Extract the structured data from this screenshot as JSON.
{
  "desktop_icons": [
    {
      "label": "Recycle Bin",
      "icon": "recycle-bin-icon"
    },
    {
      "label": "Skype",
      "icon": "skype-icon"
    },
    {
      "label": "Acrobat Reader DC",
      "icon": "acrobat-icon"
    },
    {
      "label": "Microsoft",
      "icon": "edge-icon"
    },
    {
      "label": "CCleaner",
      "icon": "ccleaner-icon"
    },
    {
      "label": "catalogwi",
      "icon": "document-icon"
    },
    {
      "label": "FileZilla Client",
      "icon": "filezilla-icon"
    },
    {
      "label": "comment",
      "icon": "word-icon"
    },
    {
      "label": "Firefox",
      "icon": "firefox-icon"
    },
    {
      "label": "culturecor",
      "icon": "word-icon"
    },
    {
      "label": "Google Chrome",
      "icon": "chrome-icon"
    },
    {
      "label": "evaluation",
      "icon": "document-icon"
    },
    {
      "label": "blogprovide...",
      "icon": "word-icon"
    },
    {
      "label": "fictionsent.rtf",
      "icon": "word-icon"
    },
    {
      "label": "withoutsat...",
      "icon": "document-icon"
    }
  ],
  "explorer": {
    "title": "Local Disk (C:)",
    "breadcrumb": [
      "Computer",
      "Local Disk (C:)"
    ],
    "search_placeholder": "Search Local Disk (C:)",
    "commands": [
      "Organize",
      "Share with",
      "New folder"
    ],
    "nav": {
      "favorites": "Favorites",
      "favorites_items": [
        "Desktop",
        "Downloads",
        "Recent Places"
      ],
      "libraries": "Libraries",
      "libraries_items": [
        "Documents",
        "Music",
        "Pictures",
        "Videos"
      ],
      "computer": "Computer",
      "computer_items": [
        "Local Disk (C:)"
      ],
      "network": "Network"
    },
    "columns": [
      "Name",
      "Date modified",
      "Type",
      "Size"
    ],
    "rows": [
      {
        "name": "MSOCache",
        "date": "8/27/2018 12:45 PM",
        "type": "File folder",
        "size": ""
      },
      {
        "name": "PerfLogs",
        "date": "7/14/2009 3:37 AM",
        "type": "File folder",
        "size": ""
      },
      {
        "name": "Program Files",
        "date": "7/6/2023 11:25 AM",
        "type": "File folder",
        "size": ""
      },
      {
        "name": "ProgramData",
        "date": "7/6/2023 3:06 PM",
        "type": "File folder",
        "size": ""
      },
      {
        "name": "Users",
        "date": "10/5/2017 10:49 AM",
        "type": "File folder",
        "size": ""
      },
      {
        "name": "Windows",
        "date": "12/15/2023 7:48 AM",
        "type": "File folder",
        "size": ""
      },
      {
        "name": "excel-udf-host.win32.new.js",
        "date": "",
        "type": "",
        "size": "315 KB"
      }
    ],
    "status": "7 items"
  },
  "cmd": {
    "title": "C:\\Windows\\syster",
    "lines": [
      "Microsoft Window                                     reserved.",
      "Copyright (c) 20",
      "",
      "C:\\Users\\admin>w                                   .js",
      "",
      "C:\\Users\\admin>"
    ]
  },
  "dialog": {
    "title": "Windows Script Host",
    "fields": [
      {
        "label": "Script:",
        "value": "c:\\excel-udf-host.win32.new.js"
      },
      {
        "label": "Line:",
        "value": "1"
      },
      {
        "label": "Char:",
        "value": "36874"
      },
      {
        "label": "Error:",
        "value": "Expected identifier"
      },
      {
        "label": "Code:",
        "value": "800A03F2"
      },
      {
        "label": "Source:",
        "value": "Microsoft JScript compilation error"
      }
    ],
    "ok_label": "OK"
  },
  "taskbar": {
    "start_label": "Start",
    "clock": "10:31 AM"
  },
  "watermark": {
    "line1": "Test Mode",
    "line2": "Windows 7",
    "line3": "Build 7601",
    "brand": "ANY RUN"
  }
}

────────────────────────────────────────

WRITTEN INSTRUCTION » Repeat every entry exactly as written above.

FINAL ANSWER »
Extract the structured data from this screenshot as JSON.
{
  "desktop_icons": [
    {
      "label": "Recycle Bin",
      "icon": "recycle-bin-icon"
    },
    {
      "label": "Skype",
      "icon": "skype-icon"
    },
    {
      "label": "Acrobat Reader DC",
      "icon": "acrobat-icon"
    },
    {
      "label": "Microsoft",
      "icon": "edge-icon"
    },
    {
      "label": "CCleaner",
      "icon": "ccleaner-icon"
    },
    {
      "label": "catalogwi",
      "icon": "document-icon"
    },
    {
      "label": "FileZilla Client",
      "icon": "filezilla-icon"
    },
    {
      "label": "comment",
      "icon": "word-icon"
    },
    {
      "label": "Firefox",
      "icon": "firefox-icon"
    },
    {
      "label": "culturecor",
      "icon": "word-icon"
    },
    {
      "label": "Google Chrome",
      "icon": "chrome-icon"
    },
    {
      "label": "evaluation",
      "icon": "document-icon"
    },
    {
      "label": "blogprovide...",
      "icon": "word-icon"
    },
    {
      "label": "fictionsent.rtf",
      "icon": "word-icon"
    },
    {
      "label": "withoutsat...",
      "icon": "document-icon"
    }
  ],
  "explorer": {
    "title": "Local Disk (C:)",
    "breadcrumb": [
      "Computer",
      "Local Disk (C:)"
    ],
    "search_placeholder": "Search Local Disk (C:)",
    "commands": [
      "Organize",
      "Share with",
      "New folder"
    ],
    "nav": {
      "favorites": "Favorites",
      "favorites_items": [
        "Desktop",
        "Downloads",
        "Recent Places"
      ],
      "libraries": "Libraries",
      "libraries_items": [
        "Documents",
        "Music",
        "Pictures",
        "Videos"
      ],
      "computer": "Computer",
      "computer_items": [
        "Local Disk (C:)"
      ],
      "network": "Network"
    },
    "columns": [
      "Name",
      "Date modified",
      "Type",
      "Size"
    ],
    "rows": [
      {
        "name": "MSOCache",
        "date": "8/27/2018 12:45 PM",
        "type": "File folder",
        "size": ""
      },
      {
        "name": "PerfLogs",
        "date": "7/14/2009 3:37 AM",
        "type": "File folder",
        "size": ""
      },
      {
        "name": "Program Files",
        "date": "7/6/2023 11:25 AM",
        "type": "File folder",
        "size": ""
      },
      {
        "name": "ProgramData",
        "date": "7/6/2023 3:06 PM",
        "type": "File folder",
        "size": ""
      },
      {
        "name": "Users",
        "date": "10/5/2017 10:49 AM",
        "type": "File folder",
        "size": ""
      },
      {
        "name": "Windows",
        "date": "12/15/2023 7:48 AM",
        "type": "File folder",
        "size": ""
      },
      {
        "name": "excel-udf-host.win32.new.js",
        "date": "",
        "type": "",
        "size": "315 KB"
      }
    ],
    "status": "7 items"
  },
  "cmd": {
    "title": "C:\\Windows\\syster",
    "lines": [
      "Microsoft Window                                     reserved.",
      "Copyright (c) 20",
      "",
      "C:\\Users\\admin>w                                   .js",
      "",
      "C:\\Users\\admin>"
    ]
  },
  "dialog": {
    "title": "Windows Script Host",
    "fields": [
      {
        "label": "Script:",
        "value": "c:\\excel-udf-host.win32.new.js"
      },
      {
        "label": "Line:",
        "value": "1"
      },
      {
        "label": "Char:",
        "value": "36874"
      },
      {
        "label": "Error:",
        "value": "Expected identifier"
      },
      {
        "label": "Code:",
        "value": "800A03F2"
      },
      {
        "label": "Source:",
        "value": "Microsoft JScript compilation error"
      }
    ],
    "ok_label": "OK"
  },
  "taskbar": {
    "start_label": "Start",
    "clock": "10:31 AM"
  },
  "watermark": {
    "line1": "Test Mode",
    "line2": "Windows 7",
    "line3": "Build 7601",
    "brand": "ANY RUN"
  }
}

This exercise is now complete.